++++ Given records

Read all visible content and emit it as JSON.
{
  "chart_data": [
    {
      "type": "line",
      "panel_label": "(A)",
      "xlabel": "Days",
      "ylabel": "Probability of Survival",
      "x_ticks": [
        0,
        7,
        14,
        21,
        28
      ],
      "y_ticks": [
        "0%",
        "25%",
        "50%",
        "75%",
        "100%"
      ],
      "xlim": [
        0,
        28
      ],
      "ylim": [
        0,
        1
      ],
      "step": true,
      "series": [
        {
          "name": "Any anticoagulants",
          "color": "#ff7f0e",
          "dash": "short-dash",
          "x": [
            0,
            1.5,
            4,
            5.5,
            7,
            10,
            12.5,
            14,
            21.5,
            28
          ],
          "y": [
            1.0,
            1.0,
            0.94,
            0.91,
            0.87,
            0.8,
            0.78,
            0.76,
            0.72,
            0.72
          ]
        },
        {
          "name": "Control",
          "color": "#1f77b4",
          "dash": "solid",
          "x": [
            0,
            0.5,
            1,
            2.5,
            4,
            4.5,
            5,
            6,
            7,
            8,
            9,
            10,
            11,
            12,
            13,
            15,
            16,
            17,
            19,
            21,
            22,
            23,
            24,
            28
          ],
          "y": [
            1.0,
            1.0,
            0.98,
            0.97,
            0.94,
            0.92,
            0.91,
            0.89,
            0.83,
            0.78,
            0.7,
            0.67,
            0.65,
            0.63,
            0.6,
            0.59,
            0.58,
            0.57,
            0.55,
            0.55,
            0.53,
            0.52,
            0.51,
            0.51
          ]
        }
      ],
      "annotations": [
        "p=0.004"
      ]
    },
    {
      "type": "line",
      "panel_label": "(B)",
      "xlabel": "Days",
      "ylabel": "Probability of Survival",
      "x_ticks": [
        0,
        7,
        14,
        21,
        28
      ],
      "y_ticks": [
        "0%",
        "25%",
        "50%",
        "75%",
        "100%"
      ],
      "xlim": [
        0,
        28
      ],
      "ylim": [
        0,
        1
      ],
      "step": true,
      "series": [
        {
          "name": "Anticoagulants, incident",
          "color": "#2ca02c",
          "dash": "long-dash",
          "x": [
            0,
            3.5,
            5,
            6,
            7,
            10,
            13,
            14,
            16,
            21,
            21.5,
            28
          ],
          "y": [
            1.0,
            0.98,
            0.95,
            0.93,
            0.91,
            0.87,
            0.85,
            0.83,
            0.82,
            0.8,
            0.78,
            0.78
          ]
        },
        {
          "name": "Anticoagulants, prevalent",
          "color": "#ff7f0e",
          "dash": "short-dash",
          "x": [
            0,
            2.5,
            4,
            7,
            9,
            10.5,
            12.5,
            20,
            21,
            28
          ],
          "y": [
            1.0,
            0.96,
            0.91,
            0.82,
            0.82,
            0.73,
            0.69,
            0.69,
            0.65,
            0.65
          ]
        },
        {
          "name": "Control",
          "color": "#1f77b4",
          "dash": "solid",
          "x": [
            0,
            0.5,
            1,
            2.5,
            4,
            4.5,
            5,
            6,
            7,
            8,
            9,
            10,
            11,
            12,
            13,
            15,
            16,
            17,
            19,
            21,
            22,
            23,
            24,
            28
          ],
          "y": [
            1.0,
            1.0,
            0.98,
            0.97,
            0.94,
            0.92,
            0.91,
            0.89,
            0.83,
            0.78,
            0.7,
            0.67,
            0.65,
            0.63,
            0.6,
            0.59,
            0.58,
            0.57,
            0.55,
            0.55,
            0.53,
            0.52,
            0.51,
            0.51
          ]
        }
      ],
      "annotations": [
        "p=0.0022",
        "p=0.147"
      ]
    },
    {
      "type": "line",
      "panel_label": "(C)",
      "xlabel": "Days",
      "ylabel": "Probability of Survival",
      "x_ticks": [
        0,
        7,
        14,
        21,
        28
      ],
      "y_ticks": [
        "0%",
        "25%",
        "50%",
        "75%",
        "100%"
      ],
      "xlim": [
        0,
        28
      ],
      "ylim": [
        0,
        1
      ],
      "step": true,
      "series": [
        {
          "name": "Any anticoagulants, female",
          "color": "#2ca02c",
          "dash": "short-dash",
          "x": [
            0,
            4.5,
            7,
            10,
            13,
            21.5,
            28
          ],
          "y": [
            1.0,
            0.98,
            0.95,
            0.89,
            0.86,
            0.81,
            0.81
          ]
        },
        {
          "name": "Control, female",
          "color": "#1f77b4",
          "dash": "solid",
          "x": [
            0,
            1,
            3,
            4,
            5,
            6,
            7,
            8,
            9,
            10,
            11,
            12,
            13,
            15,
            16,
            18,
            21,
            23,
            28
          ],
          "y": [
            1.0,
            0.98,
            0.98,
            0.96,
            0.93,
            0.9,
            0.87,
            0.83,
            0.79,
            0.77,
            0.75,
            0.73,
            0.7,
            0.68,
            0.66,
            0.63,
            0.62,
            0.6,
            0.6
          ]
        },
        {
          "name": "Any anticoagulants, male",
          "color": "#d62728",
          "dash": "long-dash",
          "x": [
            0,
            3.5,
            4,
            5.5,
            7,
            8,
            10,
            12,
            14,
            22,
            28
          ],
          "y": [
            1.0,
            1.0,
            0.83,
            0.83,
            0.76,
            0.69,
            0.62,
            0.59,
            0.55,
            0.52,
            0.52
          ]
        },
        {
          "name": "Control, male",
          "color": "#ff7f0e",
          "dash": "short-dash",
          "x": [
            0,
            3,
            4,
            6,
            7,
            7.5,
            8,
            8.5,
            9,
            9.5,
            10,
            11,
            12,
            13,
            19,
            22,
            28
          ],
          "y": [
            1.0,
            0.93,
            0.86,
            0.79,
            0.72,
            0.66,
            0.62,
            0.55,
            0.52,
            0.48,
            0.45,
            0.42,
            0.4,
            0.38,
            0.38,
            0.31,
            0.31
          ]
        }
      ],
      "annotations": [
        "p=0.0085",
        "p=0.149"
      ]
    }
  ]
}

++++++++
++++ Given records

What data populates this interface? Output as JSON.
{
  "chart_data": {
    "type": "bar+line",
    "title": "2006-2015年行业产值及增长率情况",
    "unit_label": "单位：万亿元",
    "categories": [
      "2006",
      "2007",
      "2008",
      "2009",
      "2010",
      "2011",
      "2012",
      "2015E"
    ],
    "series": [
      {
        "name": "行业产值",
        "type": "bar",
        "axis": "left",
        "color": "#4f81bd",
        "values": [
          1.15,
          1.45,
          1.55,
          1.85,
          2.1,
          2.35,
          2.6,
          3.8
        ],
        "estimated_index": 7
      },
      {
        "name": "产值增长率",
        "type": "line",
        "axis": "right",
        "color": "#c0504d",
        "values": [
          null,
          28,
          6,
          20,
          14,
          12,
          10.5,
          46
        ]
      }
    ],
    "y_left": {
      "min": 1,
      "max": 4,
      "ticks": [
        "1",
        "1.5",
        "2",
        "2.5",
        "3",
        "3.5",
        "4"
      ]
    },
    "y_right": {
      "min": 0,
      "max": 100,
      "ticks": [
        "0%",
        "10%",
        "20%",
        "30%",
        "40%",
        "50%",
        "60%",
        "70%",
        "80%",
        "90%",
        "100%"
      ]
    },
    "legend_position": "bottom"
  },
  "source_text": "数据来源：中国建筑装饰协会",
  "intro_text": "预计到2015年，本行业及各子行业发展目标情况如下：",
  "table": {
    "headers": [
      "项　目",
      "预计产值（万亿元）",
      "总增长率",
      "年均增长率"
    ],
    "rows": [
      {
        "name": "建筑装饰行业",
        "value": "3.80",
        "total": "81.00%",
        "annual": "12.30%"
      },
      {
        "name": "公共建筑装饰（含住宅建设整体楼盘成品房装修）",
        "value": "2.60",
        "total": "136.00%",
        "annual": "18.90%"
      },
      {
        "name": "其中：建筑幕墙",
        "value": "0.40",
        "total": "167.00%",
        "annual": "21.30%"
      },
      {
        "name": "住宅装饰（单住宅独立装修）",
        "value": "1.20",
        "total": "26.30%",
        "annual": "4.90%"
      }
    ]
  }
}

++++++++
++++ Given records

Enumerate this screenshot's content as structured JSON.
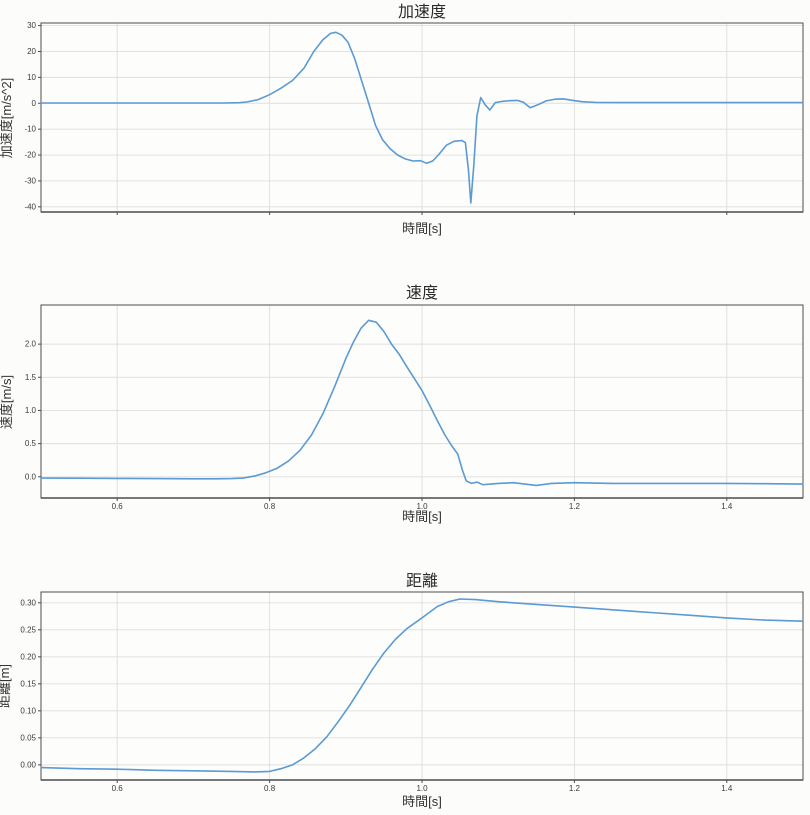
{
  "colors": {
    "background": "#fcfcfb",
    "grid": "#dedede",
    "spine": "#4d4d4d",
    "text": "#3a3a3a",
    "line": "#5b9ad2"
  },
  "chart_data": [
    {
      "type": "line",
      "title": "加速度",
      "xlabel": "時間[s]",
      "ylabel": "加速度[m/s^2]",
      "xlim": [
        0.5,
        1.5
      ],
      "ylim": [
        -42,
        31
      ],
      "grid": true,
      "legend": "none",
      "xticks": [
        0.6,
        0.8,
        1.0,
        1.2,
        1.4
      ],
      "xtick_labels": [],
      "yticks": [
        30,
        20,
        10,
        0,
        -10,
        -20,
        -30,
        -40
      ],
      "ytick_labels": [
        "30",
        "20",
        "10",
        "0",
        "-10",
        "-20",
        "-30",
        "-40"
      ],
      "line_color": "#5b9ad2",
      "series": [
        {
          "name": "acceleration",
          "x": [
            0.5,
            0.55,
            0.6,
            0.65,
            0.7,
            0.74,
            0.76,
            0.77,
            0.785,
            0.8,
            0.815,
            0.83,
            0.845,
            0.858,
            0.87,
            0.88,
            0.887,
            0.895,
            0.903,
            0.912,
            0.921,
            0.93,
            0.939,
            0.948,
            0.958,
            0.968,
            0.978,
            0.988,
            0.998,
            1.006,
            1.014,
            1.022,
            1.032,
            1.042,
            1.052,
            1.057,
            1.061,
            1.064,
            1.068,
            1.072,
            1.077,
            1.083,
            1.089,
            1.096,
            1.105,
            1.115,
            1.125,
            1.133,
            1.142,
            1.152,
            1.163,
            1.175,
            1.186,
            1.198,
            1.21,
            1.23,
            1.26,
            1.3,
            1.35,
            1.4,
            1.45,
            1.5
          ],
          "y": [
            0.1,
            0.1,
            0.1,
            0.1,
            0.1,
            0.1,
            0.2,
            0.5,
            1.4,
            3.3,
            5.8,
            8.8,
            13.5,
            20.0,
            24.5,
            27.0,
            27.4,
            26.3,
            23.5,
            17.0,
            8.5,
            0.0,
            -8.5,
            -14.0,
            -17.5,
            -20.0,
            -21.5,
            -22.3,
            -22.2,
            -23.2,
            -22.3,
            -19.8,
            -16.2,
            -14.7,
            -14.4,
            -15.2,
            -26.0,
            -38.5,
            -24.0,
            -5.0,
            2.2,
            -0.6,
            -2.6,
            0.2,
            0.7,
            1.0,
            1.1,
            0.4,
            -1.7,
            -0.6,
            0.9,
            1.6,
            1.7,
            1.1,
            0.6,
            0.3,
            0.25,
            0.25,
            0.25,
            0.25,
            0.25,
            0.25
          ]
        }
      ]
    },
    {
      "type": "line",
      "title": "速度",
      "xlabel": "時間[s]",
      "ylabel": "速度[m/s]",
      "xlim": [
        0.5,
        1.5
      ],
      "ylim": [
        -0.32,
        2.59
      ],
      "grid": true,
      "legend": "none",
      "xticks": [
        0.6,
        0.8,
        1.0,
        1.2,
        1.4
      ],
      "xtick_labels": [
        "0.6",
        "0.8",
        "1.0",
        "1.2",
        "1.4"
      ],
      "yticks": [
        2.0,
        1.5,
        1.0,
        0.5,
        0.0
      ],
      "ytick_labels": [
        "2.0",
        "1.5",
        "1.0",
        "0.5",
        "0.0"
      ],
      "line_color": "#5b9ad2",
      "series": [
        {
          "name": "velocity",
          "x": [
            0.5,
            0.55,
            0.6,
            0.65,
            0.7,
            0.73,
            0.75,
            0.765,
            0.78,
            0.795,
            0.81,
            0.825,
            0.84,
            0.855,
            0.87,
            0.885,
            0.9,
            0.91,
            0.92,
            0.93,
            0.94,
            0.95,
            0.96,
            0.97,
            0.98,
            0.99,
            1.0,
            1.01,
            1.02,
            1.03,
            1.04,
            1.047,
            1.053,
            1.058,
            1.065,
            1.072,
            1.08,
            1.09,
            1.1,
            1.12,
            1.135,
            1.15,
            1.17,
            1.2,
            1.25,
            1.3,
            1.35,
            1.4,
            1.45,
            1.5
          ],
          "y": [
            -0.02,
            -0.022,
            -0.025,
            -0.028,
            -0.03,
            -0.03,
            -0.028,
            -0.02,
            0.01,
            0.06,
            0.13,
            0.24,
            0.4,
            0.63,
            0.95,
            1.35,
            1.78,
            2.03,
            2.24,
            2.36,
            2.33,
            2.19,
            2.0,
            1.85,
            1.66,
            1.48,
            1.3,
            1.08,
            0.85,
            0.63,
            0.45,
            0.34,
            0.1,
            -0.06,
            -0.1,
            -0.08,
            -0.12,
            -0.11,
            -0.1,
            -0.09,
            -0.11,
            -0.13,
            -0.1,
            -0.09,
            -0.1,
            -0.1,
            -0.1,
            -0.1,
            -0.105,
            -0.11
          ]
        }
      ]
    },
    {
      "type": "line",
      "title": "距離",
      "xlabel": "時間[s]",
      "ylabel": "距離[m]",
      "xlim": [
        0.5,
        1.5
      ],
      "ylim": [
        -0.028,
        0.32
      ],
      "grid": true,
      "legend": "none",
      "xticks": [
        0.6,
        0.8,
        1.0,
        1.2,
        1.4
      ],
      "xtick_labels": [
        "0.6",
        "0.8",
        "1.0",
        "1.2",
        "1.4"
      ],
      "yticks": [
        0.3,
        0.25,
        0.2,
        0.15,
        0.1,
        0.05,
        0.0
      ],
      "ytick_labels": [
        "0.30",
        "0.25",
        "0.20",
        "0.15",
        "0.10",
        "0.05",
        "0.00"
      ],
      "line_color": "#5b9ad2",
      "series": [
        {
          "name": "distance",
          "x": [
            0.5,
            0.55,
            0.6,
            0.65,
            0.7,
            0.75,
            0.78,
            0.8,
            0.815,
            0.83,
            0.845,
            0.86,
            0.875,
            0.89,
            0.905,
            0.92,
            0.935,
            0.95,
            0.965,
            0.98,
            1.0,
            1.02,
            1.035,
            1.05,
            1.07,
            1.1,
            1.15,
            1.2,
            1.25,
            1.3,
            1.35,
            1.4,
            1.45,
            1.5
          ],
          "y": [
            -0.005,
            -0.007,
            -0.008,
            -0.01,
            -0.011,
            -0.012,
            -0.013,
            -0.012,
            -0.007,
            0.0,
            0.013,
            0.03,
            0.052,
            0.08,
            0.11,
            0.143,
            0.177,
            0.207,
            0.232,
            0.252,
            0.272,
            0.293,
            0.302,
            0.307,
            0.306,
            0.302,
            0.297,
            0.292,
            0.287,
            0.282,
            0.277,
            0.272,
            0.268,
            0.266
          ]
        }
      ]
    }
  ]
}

++++++++

Your goal
Extract from the data every line where "total" shows up.

Finished exercise
        "total": "81.00%",
        "total": "136.00%",
        "total": "167.00%",
        "total": "26.30%",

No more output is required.